Return the lines where the word "date" occurs.
........
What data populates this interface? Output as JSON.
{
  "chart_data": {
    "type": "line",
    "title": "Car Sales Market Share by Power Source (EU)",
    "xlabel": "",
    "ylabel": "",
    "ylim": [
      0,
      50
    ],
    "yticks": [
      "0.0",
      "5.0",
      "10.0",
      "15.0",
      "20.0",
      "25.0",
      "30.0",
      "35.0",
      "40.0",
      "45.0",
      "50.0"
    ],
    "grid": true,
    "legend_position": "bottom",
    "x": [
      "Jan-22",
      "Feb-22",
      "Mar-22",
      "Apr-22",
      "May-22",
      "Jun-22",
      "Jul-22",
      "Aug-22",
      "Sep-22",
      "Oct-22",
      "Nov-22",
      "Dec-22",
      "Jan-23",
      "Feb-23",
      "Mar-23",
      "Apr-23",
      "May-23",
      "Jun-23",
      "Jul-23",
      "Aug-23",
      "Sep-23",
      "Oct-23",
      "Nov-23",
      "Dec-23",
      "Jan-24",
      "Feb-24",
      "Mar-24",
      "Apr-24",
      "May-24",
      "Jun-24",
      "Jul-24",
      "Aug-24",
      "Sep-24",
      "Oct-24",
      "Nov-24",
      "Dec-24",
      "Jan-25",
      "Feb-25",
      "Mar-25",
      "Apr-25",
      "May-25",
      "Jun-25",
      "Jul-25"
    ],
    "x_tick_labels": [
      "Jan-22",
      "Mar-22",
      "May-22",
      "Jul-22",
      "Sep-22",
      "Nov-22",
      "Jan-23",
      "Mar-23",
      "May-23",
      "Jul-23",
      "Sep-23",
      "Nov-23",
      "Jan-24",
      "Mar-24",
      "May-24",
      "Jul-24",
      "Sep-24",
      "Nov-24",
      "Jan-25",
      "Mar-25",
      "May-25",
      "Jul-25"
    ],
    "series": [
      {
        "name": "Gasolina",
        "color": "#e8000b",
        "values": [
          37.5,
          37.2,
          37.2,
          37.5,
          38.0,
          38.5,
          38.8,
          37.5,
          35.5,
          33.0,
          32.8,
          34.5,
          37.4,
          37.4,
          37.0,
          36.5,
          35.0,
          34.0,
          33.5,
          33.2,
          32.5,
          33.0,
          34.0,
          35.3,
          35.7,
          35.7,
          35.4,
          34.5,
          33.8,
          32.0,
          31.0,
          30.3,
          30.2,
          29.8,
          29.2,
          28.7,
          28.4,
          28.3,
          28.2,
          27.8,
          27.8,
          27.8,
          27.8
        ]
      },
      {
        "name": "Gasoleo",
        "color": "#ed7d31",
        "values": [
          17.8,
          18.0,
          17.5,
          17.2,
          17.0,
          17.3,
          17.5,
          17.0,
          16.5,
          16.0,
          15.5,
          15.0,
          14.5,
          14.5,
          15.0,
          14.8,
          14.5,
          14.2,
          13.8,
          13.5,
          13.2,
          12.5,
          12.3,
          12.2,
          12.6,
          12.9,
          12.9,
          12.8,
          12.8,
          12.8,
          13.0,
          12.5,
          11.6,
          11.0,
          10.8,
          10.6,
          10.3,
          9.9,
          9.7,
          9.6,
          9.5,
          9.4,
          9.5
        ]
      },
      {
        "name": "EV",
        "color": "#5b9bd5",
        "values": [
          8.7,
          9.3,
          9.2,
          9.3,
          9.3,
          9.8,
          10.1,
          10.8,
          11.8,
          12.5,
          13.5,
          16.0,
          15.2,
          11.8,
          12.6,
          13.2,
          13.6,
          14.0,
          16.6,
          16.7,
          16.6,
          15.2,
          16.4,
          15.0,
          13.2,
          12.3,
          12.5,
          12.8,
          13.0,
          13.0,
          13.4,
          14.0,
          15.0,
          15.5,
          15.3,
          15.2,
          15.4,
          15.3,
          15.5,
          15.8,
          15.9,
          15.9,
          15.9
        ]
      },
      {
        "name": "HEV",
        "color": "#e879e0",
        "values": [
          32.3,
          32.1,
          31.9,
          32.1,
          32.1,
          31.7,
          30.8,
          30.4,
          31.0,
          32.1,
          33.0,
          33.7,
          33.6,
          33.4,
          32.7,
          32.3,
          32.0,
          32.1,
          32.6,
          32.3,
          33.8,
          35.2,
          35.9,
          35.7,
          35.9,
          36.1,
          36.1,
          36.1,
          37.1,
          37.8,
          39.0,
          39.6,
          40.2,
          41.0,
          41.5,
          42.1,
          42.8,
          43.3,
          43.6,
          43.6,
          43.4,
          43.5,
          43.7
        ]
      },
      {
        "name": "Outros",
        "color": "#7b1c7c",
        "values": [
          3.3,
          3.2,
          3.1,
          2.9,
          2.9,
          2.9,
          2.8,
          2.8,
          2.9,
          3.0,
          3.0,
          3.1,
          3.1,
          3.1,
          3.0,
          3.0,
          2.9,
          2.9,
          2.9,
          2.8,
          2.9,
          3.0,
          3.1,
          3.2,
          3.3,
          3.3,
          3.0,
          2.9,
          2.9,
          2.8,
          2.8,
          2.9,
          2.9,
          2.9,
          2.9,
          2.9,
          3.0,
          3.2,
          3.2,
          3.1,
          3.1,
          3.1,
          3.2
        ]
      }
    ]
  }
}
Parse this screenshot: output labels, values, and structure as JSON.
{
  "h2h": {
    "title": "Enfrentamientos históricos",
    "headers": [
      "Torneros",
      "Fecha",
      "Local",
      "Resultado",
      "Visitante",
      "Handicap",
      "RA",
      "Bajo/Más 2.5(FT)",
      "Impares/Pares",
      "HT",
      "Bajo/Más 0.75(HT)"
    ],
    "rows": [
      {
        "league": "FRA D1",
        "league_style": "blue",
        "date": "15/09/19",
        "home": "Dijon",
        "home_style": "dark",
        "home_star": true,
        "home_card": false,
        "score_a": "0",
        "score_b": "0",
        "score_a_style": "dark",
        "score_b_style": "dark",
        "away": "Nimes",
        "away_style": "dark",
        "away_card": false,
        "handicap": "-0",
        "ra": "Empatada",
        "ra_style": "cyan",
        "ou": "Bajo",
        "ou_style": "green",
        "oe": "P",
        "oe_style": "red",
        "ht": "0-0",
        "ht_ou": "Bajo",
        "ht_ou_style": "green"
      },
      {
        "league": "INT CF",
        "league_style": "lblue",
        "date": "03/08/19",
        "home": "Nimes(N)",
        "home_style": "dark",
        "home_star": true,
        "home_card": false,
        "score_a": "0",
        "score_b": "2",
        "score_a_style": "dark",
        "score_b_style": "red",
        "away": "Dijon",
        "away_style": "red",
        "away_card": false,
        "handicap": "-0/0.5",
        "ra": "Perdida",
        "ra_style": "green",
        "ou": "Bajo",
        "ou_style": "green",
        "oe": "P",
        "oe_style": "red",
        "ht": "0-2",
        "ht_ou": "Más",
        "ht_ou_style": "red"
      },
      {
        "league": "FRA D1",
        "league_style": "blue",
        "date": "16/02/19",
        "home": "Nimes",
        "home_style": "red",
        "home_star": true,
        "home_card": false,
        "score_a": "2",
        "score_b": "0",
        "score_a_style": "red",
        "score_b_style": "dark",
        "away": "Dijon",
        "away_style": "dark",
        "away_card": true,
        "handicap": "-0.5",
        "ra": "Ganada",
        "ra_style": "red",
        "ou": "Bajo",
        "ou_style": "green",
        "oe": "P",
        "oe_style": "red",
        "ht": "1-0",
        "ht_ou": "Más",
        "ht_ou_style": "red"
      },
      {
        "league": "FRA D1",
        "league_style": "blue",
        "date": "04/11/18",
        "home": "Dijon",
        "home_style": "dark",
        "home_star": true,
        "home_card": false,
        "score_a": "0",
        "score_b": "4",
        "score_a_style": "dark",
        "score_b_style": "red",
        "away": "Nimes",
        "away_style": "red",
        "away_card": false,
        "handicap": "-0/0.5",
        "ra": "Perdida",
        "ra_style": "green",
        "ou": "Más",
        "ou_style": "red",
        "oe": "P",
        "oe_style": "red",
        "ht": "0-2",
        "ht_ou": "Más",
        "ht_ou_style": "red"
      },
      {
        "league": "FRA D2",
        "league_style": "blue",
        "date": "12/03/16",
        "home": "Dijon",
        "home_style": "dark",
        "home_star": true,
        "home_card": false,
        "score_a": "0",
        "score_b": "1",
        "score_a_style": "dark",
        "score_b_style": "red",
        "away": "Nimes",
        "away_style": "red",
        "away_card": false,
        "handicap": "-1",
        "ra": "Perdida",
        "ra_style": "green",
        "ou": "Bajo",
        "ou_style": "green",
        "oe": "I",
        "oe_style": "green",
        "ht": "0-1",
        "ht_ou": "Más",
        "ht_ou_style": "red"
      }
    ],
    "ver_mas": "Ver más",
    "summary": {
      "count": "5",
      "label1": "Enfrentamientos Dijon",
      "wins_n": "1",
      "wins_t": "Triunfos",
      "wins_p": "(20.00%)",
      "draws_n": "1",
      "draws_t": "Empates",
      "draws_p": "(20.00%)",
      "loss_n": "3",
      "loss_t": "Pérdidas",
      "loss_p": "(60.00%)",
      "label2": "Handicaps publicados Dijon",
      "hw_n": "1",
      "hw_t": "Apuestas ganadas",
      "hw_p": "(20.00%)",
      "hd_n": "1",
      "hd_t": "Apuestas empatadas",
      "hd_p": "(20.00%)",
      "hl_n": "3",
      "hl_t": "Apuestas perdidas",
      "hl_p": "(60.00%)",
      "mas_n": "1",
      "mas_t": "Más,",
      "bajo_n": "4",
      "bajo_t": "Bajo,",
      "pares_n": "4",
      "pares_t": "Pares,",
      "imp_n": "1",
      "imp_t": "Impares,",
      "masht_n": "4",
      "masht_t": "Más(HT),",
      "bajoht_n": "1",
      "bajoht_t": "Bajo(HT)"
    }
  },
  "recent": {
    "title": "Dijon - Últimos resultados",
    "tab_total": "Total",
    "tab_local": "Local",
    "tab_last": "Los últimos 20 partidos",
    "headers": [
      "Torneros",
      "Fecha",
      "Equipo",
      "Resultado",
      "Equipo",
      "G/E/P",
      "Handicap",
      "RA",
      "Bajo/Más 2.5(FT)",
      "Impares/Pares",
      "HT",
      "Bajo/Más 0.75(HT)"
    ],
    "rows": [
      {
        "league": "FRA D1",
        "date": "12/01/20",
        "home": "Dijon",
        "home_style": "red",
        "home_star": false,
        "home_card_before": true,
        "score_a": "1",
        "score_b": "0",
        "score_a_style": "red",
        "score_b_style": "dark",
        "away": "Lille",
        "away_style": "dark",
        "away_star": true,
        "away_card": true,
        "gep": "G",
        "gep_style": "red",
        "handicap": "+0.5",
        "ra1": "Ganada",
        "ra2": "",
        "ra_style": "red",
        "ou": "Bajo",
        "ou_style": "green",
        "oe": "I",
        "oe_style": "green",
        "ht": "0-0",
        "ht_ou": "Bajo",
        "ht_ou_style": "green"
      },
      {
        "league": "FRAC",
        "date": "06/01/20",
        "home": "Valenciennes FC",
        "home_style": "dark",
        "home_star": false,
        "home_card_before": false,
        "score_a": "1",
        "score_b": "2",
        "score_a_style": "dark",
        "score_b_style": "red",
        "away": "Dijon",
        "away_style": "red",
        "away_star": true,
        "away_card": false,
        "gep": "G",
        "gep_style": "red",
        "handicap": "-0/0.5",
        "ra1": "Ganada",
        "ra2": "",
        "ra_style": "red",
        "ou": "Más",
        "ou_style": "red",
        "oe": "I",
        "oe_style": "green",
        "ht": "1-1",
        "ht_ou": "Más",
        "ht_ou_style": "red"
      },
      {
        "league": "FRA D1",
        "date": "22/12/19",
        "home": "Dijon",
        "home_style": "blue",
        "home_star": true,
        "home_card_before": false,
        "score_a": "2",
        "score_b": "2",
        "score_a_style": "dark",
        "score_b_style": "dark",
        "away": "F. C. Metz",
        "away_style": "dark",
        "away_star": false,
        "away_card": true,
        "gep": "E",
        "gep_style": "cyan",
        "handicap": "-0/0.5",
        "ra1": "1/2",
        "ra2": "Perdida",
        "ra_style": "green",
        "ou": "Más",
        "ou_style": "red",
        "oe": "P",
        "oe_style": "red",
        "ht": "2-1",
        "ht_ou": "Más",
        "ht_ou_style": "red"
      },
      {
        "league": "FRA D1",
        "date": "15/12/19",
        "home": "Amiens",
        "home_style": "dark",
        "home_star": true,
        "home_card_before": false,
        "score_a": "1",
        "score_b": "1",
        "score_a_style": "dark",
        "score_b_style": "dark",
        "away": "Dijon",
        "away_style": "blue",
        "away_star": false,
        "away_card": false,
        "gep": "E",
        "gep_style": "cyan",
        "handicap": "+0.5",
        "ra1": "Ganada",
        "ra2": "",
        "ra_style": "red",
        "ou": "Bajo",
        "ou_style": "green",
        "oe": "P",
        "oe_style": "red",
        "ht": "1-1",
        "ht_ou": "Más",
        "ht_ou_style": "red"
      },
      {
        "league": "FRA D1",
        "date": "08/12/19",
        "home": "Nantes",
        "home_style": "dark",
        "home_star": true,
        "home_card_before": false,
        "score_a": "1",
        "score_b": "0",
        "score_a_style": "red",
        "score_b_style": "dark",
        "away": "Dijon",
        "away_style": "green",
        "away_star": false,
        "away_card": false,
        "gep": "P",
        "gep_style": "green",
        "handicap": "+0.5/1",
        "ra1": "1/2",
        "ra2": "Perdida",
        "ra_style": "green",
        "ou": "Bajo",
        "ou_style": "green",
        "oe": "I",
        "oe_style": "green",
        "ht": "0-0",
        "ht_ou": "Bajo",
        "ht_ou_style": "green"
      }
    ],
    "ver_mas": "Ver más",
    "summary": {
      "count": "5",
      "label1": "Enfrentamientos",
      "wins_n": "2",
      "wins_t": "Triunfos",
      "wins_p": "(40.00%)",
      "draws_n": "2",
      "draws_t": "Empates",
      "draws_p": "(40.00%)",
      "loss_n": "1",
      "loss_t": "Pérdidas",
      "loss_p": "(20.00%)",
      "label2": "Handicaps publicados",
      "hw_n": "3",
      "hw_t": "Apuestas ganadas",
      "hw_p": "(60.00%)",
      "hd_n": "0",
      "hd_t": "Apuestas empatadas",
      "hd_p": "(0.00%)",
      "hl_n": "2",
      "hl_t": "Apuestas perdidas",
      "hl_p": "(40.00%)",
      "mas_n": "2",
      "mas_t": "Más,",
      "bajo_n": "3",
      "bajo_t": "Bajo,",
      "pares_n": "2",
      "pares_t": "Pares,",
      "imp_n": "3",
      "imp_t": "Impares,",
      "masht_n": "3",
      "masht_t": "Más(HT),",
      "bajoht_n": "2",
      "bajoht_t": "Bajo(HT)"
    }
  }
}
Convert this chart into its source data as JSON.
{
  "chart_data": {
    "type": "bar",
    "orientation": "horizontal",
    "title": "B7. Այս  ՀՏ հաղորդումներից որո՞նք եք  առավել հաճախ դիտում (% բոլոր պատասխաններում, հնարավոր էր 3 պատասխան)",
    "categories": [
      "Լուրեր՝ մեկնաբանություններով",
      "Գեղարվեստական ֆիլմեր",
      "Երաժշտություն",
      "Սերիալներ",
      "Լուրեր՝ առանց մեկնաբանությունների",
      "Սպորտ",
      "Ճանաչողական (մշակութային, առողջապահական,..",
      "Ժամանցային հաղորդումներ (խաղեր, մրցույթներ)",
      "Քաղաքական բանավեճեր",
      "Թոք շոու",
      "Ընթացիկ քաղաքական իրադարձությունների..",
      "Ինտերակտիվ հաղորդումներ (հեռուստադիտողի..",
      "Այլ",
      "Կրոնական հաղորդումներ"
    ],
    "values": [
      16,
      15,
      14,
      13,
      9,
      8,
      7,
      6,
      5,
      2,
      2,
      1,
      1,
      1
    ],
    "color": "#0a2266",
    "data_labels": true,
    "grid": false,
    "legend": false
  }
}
........
**OUTPUT FOR THIS EXERCISE**.
        "date": "15/09/19",
        "date": "03/08/19",
        "date": "16/02/19",
        "date": "04/11/18",
        "date": "12/03/16",
        "date": "12/01/20",
        "date": "06/01/20",
        "date": "22/12/19",
        "date": "15/12/19",
        "date": "08/12/19",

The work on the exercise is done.